Pick out every line with the word "name" and copy it.

» **LISTED RECORDS**:

>> Begin

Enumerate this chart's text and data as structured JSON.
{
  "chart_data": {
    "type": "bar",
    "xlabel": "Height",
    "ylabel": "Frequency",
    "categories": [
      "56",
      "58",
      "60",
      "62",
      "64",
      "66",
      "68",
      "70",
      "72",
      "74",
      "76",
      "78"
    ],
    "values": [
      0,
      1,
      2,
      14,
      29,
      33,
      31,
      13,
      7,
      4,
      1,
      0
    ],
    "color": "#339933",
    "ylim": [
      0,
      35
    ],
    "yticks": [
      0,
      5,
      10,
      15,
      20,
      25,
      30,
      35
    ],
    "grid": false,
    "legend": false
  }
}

>> End
>> Begin

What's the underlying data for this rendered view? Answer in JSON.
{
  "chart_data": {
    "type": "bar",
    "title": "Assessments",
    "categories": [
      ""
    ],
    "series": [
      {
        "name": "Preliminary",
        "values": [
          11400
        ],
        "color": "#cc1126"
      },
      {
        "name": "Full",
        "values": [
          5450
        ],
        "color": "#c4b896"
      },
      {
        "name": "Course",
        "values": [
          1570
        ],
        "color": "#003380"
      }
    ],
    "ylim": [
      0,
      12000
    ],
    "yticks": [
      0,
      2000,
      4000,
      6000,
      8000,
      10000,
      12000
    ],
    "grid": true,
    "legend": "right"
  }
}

>> End

» **RESULT OF THE TASK**:
        "name": "Preliminary",
        "name": "Full",
        "name": "Course",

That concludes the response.